Stored dataset items:
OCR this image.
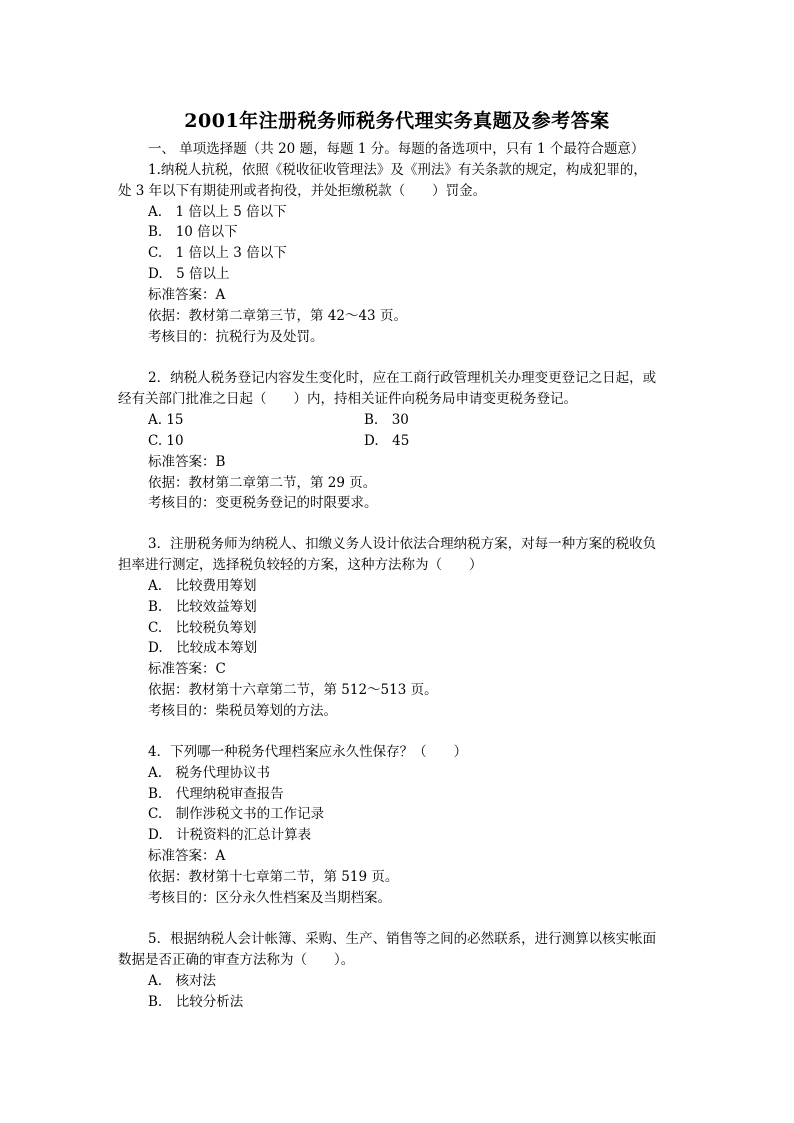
2001年注册税务师税务代理实务真题及参考答案
一、 单项选择题（共 20 题，每题 1 分。每题的备选项中，只有 1 个最符合题意）
1.纳税人抗税，依照《税收征收管理法》及《刑法》有关条款的规定，构成犯罪的，
处 3 年以下有期徒刑或者拘役，并处拒缴税款（　　）罚金。
A.　1 倍以上 5 倍以下
B.　10 倍以下
C.　1 倍以上 3 倍以下
D.　5 倍以上
标准答案：A
依据：教材第二章第三节，第 42～43 页。
考核目的：抗税行为及处罚。
2．纳税人税务登记内容发生变化时，应在工商行政管理机关办理变更登记之日起，或
经有关部门批准之日起（　　）内，持相关证件向税务局申请变更税务登记。
A. 15	B.　30
C. 10	D.　45
标准答案：B
依据：教材第二章第二节，第 29 页。
考核目的：变更税务登记的时限要求。
3．注册税务师为纳税人、扣缴义务人设计依法合理纳税方案，对每一种方案的税收负
担率进行测定，选择税负较轻的方案，这种方法称为（　　）
A.　比较费用筹划
B.　比较效益筹划
C.　比较税负筹划
D.　比较成本筹划
标准答案：C
依据：教材第十六章第二节，第 512～513 页。
考核目的：柴税员筹划的方法。
4．下列哪一种税务代理档案应永久性保存？（　　）
A.　税务代理协议书
B.　代理纳税审查报告
C.　制作涉税文书的工作记录
D.　计税资料的汇总计算表
标准答案：A
依据：教材第十七章第二节，第 519 页。
考核目的：区分永久性档案及当期档案。
5．根据纳税人会计帐簿、采购、生产、销售等之间的必然联系，进行测算以核实帐面
数据是否正确的审查方法称为（　　）。
A.　核对法
B.　比较分析法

◆ **Short task**
Copy every record character for character. Skip the pictures.

◆ **Result of this task**
OCR this image.
2001年注册税务师税务代理实务真题及参考答案
一、 单项选择题（共 20 题，每题 1 分。每题的备选项中，只有 1 个最符合题意）
1.纳税人抗税，依照《税收征收管理法》及《刑法》有关条款的规定，构成犯罪的，
处 3 年以下有期徒刑或者拘役，并处拒缴税款（　　）罚金。
A.　1 倍以上 5 倍以下
B.　10 倍以下
C.　1 倍以上 3 倍以下
D.　5 倍以上
标准答案：A
依据：教材第二章第三节，第 42～43 页。
考核目的：抗税行为及处罚。
2．纳税人税务登记内容发生变化时，应在工商行政管理机关办理变更登记之日起，或
经有关部门批准之日起（　　）内，持相关证件向税务局申请变更税务登记。
A. 15	B.　30
C. 10	D.　45
标准答案：B
依据：教材第二章第二节，第 29 页。
考核目的：变更税务登记的时限要求。
3．注册税务师为纳税人、扣缴义务人设计依法合理纳税方案，对每一种方案的税收负
担率进行测定，选择税负较轻的方案，这种方法称为（　　）
A.　比较费用筹划
B.　比较效益筹划
C.　比较税负筹划
D.　比较成本筹划
标准答案：C
依据：教材第十六章第二节，第 512～513 页。
考核目的：柴税员筹划的方法。
4．下列哪一种税务代理档案应永久性保存？（　　）
A.　税务代理协议书
B.　代理纳税审查报告
C.　制作涉税文书的工作记录
D.　计税资料的汇总计算表
标准答案：A
依据：教材第十七章第二节，第 519 页。
考核目的：区分永久性档案及当期档案。
5．根据纳税人会计帐簿、采购、生产、销售等之间的必然联系，进行测算以核实帐面
数据是否正确的审查方法称为（　　）。
A.　核对法
B.　比较分析法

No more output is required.